■ EXERCISE: Go through the data and copy every line exactly, but not the images.

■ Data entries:
----
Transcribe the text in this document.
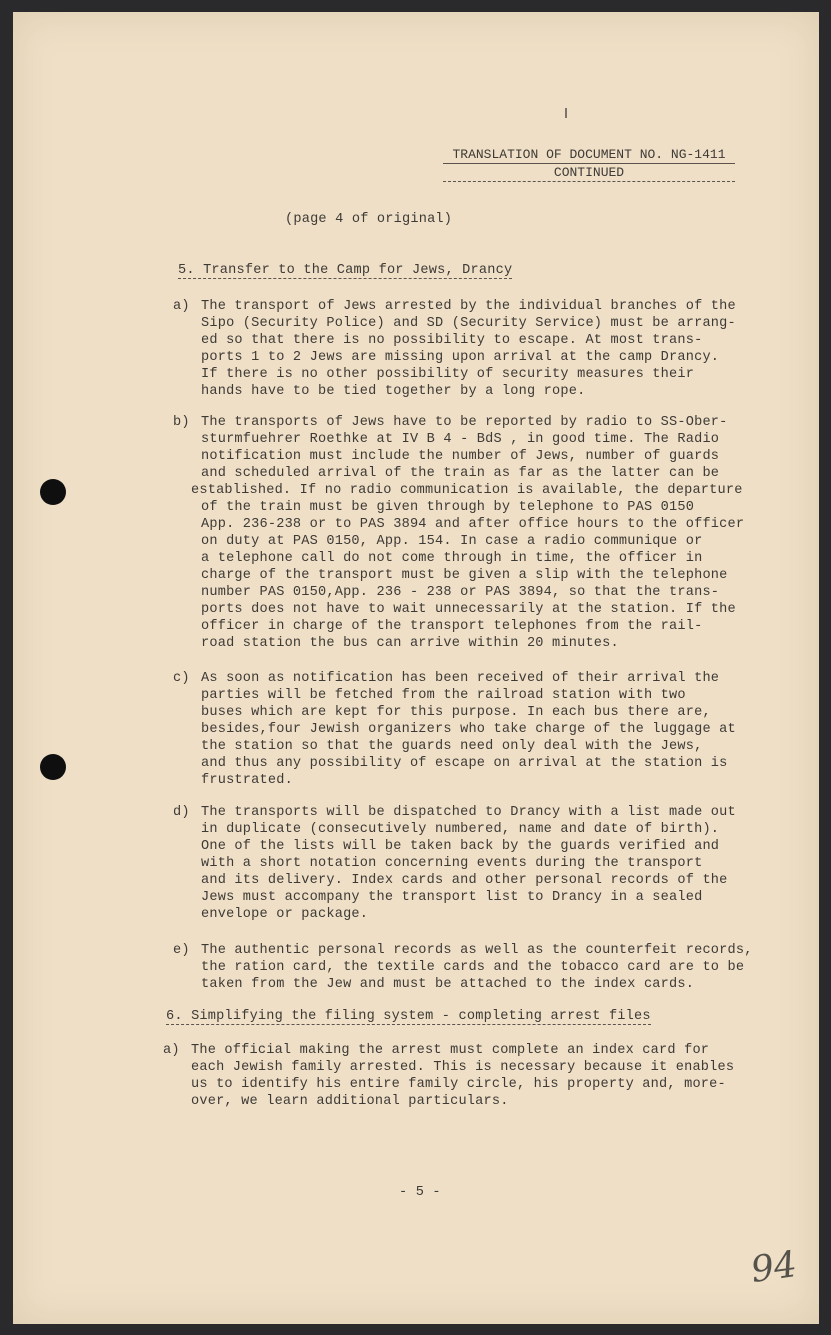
TRANSLATION OF DOCUMENT NO. NG-1411
CONTINUED
(page 4 of original)
5. Transfer to the Camp for Jews, Drancy
a) The transport of Jews arrested by the individual branches of the
Sipo (Security Police) and SD (Security Service) must be arrang-
ed so that there is no possibility to escape. At most trans-
ports 1 to 2 Jews are missing upon arrival at the camp Drancy.
If there is no other possibility of security measures their
hands have to be tied together by a long rope.
b) The transports of Jews have to be reported by radio to SS-Ober-
sturmfuehrer Roethke at IV B 4 - BdS , in good time. The Radio
notification must include the number of Jews, number of guards
and scheduled arrival of the train as far as the latter can be
established. If no radio communication is available, the departure
of the train must be given through by telephone to PAS 0150
App. 236-238 or to PAS 3894 and after office hours to the officer
on duty at PAS 0150, App. 154. In case a radio communique or
a telephone call do not come through in time, the officer in
charge of the transport must be given a slip with the telephone
number PAS 0150,App. 236 - 238 or PAS 3894, so that the trans-
ports does not have to wait unnecessarily at the station. If the
officer in charge of the transport telephones from the rail-
road station the bus can arrive within 20 minutes.
c) As soon as notification has been received of their arrival the
parties will be fetched from the railroad station with two
buses which are kept for this purpose. In each bus there are,
besides,four Jewish organizers who take charge of the luggage at
the station so that the guards need only deal with the Jews,
and thus any possibility of escape on arrival at the station is
frustrated.
d) The transports will be dispatched to Drancy with a list made out
in duplicate (consecutively numbered, name and date of birth).
One of the lists will be taken back by the guards verified and
with a short notation concerning events during the transport
and its delivery. Index cards and other personal records of the
Jews must accompany the transport list to Drancy in a sealed
envelope or package.
e) The authentic personal records as well as the counterfeit records,
the ration card, the textile cards and the tobacco card are to be
taken from the Jew and must be attached to the index cards.
6. Simplifying the filing system - completing arrest files
a) The official making the arrest must complete an index card for
each Jewish family arrested. This is necessary because it enables
us to identify his entire family circle, his property and, more-
over, we learn additional particulars.
- 5 -
94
----
■ SOLUTION FOR THIS PROBLEM:
Transcribe the text in this document.
TRANSLATION OF DOCUMENT NO. NG-1411
CONTINUED
(page 4 of original)
5. Transfer to the Camp for Jews, Drancy
a) The transport of Jews arrested by the individual branches of the
Sipo (Security Police) and SD (Security Service) must be arrang-
ed so that there is no possibility to escape. At most trans-
ports 1 to 2 Jews are missing upon arrival at the camp Drancy.
If there is no other possibility of security measures their
hands have to be tied together by a long rope.
b) The transports of Jews have to be reported by radio to SS-Ober-
sturmfuehrer Roethke at IV B 4 - BdS , in good time. The Radio
notification must include the number of Jews, number of guards
and scheduled arrival of the train as far as the latter can be
established. If no radio communication is available, the departure
of the train must be given through by telephone to PAS 0150
App. 236-238 or to PAS 3894 and after office hours to the officer
on duty at PAS 0150, App. 154. In case a radio communique or
a telephone call do not come through in time, the officer in
charge of the transport must be given a slip with the telephone
number PAS 0150,App. 236 - 238 or PAS 3894, so that the trans-
ports does not have to wait unnecessarily at the station. If the
officer in charge of the transport telephones from the rail-
road station the bus can arrive within 20 minutes.
c) As soon as notification has been received of their arrival the
parties will be fetched from the railroad station with two
buses which are kept for this purpose. In each bus there are,
besides,four Jewish organizers who take charge of the luggage at
the station so that the guards need only deal with the Jews,
and thus any possibility of escape on arrival at the station is
frustrated.
d) The transports will be dispatched to Drancy with a list made out
in duplicate (consecutively numbered, name and date of birth).
One of the lists will be taken back by the guards verified and
with a short notation concerning events during the transport
and its delivery. Index cards and other personal records of the
Jews must accompany the transport list to Drancy in a sealed
envelope or package.
e) The authentic personal records as well as the counterfeit records,
the ration card, the textile cards and the tobacco card are to be
taken from the Jew and must be attached to the index cards.
6. Simplifying the filing system - completing arrest files
a) The official making the arrest must complete an index card for
each Jewish family arrested. This is necessary because it enables
us to identify his entire family circle, his property and, more-
over, we learn additional particulars.
- 5 -
94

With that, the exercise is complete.